> [Exercise]
Return the material below in full and exactly.

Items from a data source

· · · · ·

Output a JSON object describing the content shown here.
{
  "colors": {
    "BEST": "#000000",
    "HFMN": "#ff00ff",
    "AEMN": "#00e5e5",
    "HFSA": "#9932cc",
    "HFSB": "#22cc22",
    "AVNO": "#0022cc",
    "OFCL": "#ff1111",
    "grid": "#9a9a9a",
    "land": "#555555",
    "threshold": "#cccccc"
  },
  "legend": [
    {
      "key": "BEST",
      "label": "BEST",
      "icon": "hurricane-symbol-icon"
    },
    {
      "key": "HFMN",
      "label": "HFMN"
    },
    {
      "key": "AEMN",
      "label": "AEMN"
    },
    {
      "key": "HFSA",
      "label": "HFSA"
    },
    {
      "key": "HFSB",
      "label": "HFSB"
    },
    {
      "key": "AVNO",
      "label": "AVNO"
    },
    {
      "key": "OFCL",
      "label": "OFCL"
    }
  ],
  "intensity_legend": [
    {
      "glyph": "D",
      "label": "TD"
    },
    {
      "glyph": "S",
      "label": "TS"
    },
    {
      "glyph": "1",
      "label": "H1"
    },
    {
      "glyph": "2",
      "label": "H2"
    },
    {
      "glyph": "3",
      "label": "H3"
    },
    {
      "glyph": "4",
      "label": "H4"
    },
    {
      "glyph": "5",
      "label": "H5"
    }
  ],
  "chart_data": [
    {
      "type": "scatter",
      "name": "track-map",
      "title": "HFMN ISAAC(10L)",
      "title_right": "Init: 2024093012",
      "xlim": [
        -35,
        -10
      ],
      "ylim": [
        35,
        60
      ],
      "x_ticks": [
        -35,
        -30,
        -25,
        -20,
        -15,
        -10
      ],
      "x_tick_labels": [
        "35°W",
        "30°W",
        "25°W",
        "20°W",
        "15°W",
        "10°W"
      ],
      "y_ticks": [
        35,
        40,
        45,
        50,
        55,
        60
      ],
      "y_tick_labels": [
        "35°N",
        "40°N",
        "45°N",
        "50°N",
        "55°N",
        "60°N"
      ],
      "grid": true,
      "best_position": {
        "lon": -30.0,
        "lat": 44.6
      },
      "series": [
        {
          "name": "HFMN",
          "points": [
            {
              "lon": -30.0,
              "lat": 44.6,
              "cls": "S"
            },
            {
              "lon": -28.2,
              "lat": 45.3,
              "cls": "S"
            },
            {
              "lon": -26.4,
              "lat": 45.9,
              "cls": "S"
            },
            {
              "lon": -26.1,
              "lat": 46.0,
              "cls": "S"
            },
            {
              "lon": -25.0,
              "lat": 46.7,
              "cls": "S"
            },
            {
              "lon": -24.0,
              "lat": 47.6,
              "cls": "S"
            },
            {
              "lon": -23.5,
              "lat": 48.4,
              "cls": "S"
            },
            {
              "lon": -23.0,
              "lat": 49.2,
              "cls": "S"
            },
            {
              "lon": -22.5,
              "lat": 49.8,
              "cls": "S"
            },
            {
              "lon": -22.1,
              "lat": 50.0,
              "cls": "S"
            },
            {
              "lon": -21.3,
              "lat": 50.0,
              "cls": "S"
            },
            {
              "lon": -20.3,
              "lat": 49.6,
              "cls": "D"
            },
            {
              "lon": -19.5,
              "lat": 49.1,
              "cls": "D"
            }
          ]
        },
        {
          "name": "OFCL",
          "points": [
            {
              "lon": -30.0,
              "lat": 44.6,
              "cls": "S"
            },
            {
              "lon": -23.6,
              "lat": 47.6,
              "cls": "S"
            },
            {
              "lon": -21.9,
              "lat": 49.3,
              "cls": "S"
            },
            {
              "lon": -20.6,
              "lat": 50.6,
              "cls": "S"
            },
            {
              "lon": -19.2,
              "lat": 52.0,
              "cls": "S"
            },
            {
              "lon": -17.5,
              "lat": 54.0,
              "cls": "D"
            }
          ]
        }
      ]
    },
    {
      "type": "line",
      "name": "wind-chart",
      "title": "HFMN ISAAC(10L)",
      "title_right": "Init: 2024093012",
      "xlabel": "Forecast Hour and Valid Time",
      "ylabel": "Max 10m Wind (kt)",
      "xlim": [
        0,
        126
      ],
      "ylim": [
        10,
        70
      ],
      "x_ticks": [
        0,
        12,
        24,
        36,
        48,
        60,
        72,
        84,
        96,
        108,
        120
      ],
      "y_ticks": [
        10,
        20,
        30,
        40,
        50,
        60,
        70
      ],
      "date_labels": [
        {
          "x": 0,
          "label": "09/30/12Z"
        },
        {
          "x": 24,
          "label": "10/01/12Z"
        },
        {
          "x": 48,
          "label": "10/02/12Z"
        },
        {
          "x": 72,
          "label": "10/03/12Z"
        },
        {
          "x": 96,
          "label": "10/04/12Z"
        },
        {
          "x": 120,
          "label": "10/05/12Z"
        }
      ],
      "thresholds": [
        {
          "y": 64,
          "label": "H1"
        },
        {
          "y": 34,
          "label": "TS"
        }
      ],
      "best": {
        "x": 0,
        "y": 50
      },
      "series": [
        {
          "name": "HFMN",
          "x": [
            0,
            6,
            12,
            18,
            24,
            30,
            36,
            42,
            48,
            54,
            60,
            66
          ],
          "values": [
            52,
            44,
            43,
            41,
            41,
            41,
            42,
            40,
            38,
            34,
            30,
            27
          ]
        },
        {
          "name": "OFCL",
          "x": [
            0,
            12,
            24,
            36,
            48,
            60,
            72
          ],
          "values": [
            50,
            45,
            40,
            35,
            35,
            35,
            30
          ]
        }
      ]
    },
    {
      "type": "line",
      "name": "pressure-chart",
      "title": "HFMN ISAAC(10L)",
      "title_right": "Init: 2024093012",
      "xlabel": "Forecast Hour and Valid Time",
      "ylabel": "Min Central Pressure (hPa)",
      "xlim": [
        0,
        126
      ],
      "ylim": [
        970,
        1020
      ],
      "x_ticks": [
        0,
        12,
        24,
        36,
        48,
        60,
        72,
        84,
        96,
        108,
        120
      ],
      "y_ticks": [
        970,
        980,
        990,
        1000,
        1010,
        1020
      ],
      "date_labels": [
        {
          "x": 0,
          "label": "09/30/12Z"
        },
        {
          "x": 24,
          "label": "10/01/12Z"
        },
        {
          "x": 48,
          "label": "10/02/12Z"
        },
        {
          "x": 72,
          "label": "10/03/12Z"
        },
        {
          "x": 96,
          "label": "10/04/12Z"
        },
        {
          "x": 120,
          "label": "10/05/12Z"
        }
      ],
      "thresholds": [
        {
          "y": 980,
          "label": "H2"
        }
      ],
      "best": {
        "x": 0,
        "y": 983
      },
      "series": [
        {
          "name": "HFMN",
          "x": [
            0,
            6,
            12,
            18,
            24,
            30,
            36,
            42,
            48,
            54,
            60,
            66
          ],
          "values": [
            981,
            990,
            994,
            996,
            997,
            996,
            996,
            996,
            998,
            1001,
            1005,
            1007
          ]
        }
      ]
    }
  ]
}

· · · · ·

> [Exercise solution]
Output a JSON object describing the content shown here.
{
  "colors": {
    "BEST": "#000000",
    "HFMN": "#ff00ff",
    "AEMN": "#00e5e5",
    "HFSA": "#9932cc",
    "HFSB": "#22cc22",
    "AVNO": "#0022cc",
    "OFCL": "#ff1111",
    "grid": "#9a9a9a",
    "land": "#555555",
    "threshold": "#cccccc"
  },
  "legend": [
    {
      "key": "BEST",
      "label": "BEST",
      "icon": "hurricane-symbol-icon"
    },
    {
      "key": "HFMN",
      "label": "HFMN"
    },
    {
      "key": "AEMN",
      "label": "AEMN"
    },
    {
      "key": "HFSA",
      "label": "HFSA"
    },
    {
      "key": "HFSB",
      "label": "HFSB"
    },
    {
      "key": "AVNO",
      "label": "AVNO"
    },
    {
      "key": "OFCL",
      "label": "OFCL"
    }
  ],
  "intensity_legend": [
    {
      "glyph": "D",
      "label": "TD"
    },
    {
      "glyph": "S",
      "label": "TS"
    },
    {
      "glyph": "1",
      "label": "H1"
    },
    {
      "glyph": "2",
      "label": "H2"
    },
    {
      "glyph": "3",
      "label": "H3"
    },
    {
      "glyph": "4",
      "label": "H4"
    },
    {
      "glyph": "5",
      "label": "H5"
    }
  ],
  "chart_data": [
    {
      "type": "scatter",
      "name": "track-map",
      "title": "HFMN ISAAC(10L)",
      "title_right": "Init: 2024093012",
      "xlim": [
        -35,
        -10
      ],
      "ylim": [
        35,
        60
      ],
      "x_ticks": [
        -35,
        -30,
        -25,
        -20,
        -15,
        -10
      ],
      "x_tick_labels": [
        "35°W",
        "30°W",
        "25°W",
        "20°W",
        "15°W",
        "10°W"
      ],
      "y_ticks": [
        35,
        40,
        45,
        50,
        55,
        60
      ],
      "y_tick_labels": [
        "35°N",
        "40°N",
        "45°N",
        "50°N",
        "55°N",
        "60°N"
      ],
      "grid": true,
      "best_position": {
        "lon": -30.0,
        "lat": 44.6
      },
      "series": [
        {
          "name": "HFMN",
          "points": [
            {
              "lon": -30.0,
              "lat": 44.6,
              "cls": "S"
            },
            {
              "lon": -28.2,
              "lat": 45.3,
              "cls": "S"
            },
            {
              "lon": -26.4,
              "lat": 45.9,
              "cls": "S"
            },
            {
              "lon": -26.1,
              "lat": 46.0,
              "cls": "S"
            },
            {
              "lon": -25.0,
              "lat": 46.7,
              "cls": "S"
            },
            {
              "lon": -24.0,
              "lat": 47.6,
              "cls": "S"
            },
            {
              "lon": -23.5,
              "lat": 48.4,
              "cls": "S"
            },
            {
              "lon": -23.0,
              "lat": 49.2,
              "cls": "S"
            },
            {
              "lon": -22.5,
              "lat": 49.8,
              "cls": "S"
            },
            {
              "lon": -22.1,
              "lat": 50.0,
              "cls": "S"
            },
            {
              "lon": -21.3,
              "lat": 50.0,
              "cls": "S"
            },
            {
              "lon": -20.3,
              "lat": 49.6,
              "cls": "D"
            },
            {
              "lon": -19.5,
              "lat": 49.1,
              "cls": "D"
            }
          ]
        },
        {
          "name": "OFCL",
          "points": [
            {
              "lon": -30.0,
              "lat": 44.6,
              "cls": "S"
            },
            {
              "lon": -23.6,
              "lat": 47.6,
              "cls": "S"
            },
            {
              "lon": -21.9,
              "lat": 49.3,
              "cls": "S"
            },
            {
              "lon": -20.6,
              "lat": 50.6,
              "cls": "S"
            },
            {
              "lon": -19.2,
              "lat": 52.0,
              "cls": "S"
            },
            {
              "lon": -17.5,
              "lat": 54.0,
              "cls": "D"
            }
          ]
        }
      ]
    },
    {
      "type": "line",
      "name": "wind-chart",
      "title": "HFMN ISAAC(10L)",
      "title_right": "Init: 2024093012",
      "xlabel": "Forecast Hour and Valid Time",
      "ylabel": "Max 10m Wind (kt)",
      "xlim": [
        0,
        126
      ],
      "ylim": [
        10,
        70
      ],
      "x_ticks": [
        0,
        12,
        24,
        36,
        48,
        60,
        72,
        84,
        96,
        108,
        120
      ],
      "y_ticks": [
        10,
        20,
        30,
        40,
        50,
        60,
        70
      ],
      "date_labels": [
        {
          "x": 0,
          "label": "09/30/12Z"
        },
        {
          "x": 24,
          "label": "10/01/12Z"
        },
        {
          "x": 48,
          "label": "10/02/12Z"
        },
        {
          "x": 72,
          "label": "10/03/12Z"
        },
        {
          "x": 96,
          "label": "10/04/12Z"
        },
        {
          "x": 120,
          "label": "10/05/12Z"
        }
      ],
      "thresholds": [
        {
          "y": 64,
          "label": "H1"
        },
        {
          "y": 34,
          "label": "TS"
        }
      ],
      "best": {
        "x": 0,
        "y": 50
      },
      "series": [
        {
          "name": "HFMN",
          "x": [
            0,
            6,
            12,
            18,
            24,
            30,
            36,
            42,
            48,
            54,
            60,
            66
          ],
          "values": [
            52,
            44,
            43,
            41,
            41,
            41,
            42,
            40,
            38,
            34,
            30,
            27
          ]
        },
        {
          "name": "OFCL",
          "x": [
            0,
            12,
            24,
            36,
            48,
            60,
            72
          ],
          "values": [
            50,
            45,
            40,
            35,
            35,
            35,
            30
          ]
        }
      ]
    },
    {
      "type": "line",
      "name": "pressure-chart",
      "title": "HFMN ISAAC(10L)",
      "title_right": "Init: 2024093012",
      "xlabel": "Forecast Hour and Valid Time",
      "ylabel": "Min Central Pressure (hPa)",
      "xlim": [
        0,
        126
      ],
      "ylim": [
        970,
        1020
      ],
      "x_ticks": [
        0,
        12,
        24,
        36,
        48,
        60,
        72,
        84,
        96,
        108,
        120
      ],
      "y_ticks": [
        970,
        980,
        990,
        1000,
        1010,
        1020
      ],
      "date_labels": [
        {
          "x": 0,
          "label": "09/30/12Z"
        },
        {
          "x": 24,
          "label": "10/01/12Z"
        },
        {
          "x": 48,
          "label": "10/02/12Z"
        },
        {
          "x": 72,
          "label": "10/03/12Z"
        },
        {
          "x": 96,
          "label": "10/04/12Z"
        },
        {
          "x": 120,
          "label": "10/05/12Z"
        }
      ],
      "thresholds": [
        {
          "y": 980,
          "label": "H2"
        }
      ],
      "best": {
        "x": 0,
        "y": 983
      },
      "series": [
        {
          "name": "HFMN",
          "x": [
            0,
            6,
            12,
            18,
            24,
            30,
            36,
            42,
            48,
            54,
            60,
            66
          ],
          "values": [
            981,
            990,
            994,
            996,
            997,
            996,
            996,
            996,
            998,
            1001,
            1005,
            1007
          ]
        }
      ]
    }
  ]
}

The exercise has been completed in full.